(Exercise data)

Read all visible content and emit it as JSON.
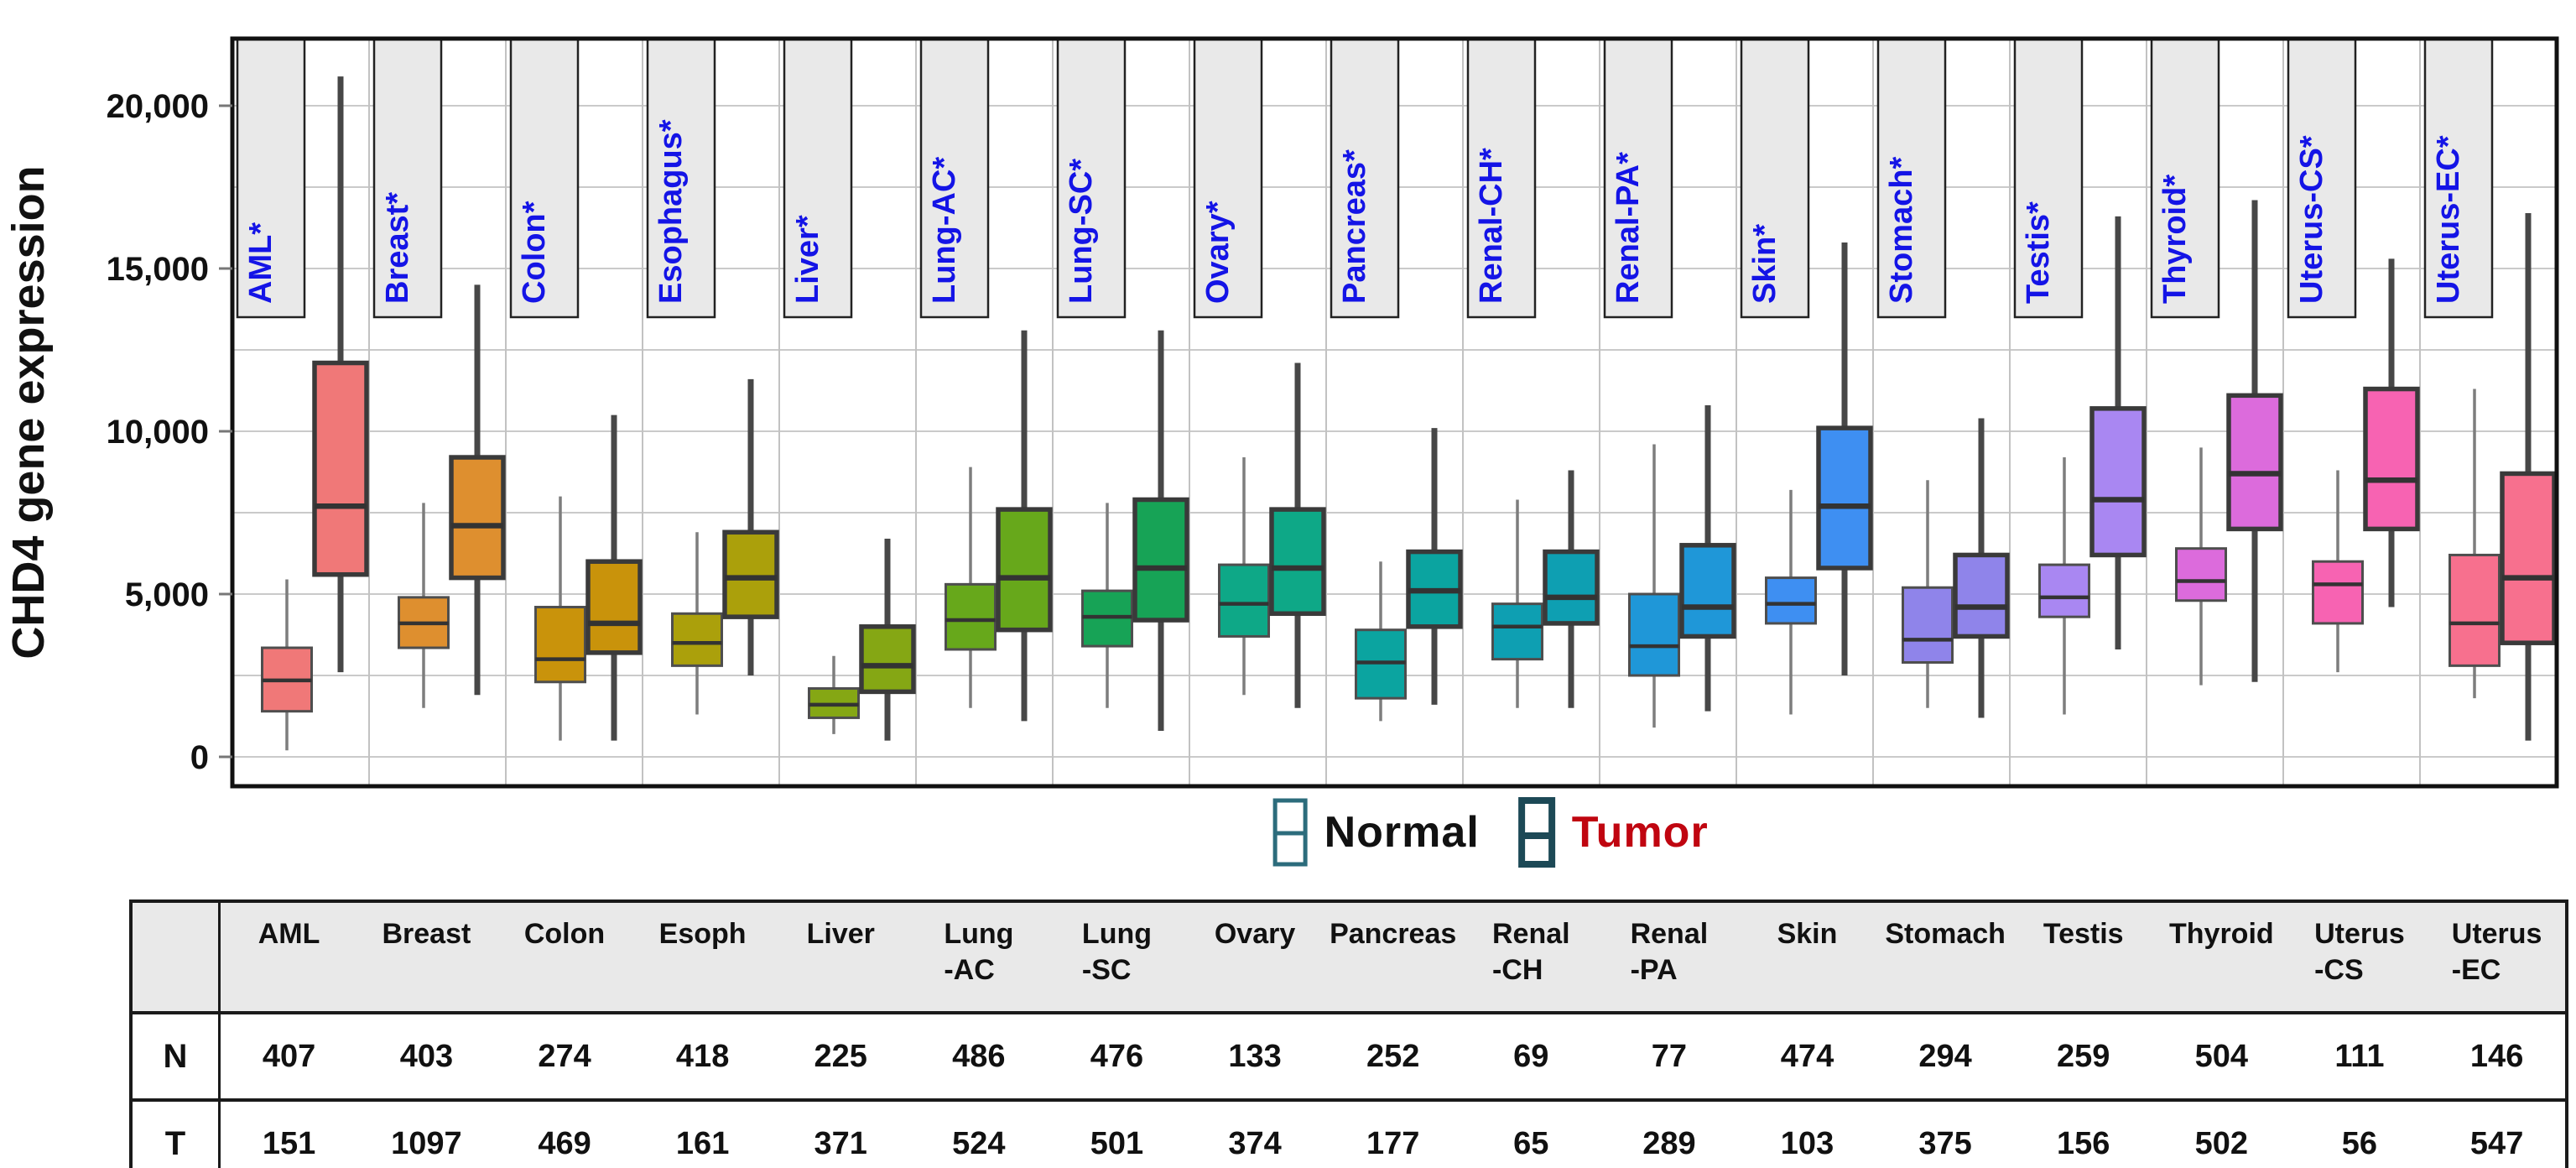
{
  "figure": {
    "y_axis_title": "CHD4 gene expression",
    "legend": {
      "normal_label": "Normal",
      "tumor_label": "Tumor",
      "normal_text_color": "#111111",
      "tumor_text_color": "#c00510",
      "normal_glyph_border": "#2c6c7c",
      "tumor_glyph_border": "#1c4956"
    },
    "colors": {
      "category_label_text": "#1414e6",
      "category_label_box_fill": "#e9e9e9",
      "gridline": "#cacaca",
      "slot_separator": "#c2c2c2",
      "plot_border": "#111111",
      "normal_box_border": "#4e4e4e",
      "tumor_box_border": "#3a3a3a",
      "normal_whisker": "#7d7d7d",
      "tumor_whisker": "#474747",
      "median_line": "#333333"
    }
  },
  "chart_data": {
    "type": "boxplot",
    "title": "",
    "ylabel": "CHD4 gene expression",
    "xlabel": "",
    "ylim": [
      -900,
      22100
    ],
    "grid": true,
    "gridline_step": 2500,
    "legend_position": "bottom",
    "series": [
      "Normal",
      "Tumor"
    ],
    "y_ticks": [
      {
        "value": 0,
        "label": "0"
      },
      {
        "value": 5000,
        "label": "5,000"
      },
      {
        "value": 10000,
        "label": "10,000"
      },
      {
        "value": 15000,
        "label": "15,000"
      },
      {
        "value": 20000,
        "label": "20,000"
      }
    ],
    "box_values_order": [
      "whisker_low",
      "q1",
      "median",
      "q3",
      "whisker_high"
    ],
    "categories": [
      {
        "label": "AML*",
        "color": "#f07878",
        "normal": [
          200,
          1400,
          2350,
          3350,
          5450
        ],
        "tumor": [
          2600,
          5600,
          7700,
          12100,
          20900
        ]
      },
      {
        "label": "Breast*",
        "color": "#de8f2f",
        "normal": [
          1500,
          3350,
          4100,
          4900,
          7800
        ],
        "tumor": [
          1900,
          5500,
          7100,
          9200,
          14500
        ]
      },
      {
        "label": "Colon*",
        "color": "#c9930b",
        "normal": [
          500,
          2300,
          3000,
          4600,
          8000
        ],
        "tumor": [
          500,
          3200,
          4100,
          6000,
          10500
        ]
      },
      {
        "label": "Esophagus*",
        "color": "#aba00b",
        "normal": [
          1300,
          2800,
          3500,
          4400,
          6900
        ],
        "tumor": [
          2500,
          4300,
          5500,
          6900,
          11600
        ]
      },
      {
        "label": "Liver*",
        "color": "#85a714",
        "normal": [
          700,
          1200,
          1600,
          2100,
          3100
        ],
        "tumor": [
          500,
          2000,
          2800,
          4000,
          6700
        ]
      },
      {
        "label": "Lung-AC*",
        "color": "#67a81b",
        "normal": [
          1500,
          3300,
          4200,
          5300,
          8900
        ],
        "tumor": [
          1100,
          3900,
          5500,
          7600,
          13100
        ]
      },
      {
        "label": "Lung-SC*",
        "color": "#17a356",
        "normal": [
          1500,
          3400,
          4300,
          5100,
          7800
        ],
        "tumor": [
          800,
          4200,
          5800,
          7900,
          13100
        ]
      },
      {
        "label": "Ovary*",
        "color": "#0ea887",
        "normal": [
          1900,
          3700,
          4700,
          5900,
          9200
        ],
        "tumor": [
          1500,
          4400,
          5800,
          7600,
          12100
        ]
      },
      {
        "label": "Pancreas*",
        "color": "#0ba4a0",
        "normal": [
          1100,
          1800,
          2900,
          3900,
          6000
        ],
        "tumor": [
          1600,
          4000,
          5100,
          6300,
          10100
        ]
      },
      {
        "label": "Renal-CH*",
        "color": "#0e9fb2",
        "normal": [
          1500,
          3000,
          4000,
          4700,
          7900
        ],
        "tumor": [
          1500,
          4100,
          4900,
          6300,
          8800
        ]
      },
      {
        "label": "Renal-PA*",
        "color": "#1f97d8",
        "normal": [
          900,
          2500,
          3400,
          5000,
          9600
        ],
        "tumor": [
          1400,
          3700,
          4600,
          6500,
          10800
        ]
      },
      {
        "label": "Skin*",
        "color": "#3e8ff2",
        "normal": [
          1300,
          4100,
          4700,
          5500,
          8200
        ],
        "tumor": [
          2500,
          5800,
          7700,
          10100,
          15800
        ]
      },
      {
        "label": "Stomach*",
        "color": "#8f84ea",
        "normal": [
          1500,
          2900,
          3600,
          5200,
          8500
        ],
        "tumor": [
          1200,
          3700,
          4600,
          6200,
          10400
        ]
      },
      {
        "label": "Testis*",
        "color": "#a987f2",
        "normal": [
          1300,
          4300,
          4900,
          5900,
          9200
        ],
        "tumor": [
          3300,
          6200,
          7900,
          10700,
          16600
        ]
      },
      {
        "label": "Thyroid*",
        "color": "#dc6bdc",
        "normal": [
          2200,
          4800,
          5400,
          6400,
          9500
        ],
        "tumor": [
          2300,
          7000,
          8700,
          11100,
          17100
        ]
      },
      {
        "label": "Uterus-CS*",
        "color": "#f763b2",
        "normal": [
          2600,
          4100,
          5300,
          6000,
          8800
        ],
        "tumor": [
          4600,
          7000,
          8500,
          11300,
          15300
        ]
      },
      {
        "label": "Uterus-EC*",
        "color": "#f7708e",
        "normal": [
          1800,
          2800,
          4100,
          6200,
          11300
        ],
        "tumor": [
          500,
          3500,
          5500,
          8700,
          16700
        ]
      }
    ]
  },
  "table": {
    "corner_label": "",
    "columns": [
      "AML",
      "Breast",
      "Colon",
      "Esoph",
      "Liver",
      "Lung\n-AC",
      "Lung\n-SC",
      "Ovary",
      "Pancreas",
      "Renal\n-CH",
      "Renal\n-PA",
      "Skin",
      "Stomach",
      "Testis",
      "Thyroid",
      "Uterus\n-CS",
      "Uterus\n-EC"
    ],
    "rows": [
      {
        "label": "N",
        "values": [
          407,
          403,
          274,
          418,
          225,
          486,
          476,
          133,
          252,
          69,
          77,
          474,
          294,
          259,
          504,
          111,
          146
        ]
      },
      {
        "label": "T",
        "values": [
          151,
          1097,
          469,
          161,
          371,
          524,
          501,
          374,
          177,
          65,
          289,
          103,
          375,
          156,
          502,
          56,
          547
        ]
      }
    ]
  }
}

(End Exercise data)

> Assignment
Check each line of the listing above for the string "Lung" and return those that contain it.

> Output below
        "label": "Lung-AC*",
        "label": "Lung-SC*",
      "Lung\n-AC",
      "Lung\n-SC",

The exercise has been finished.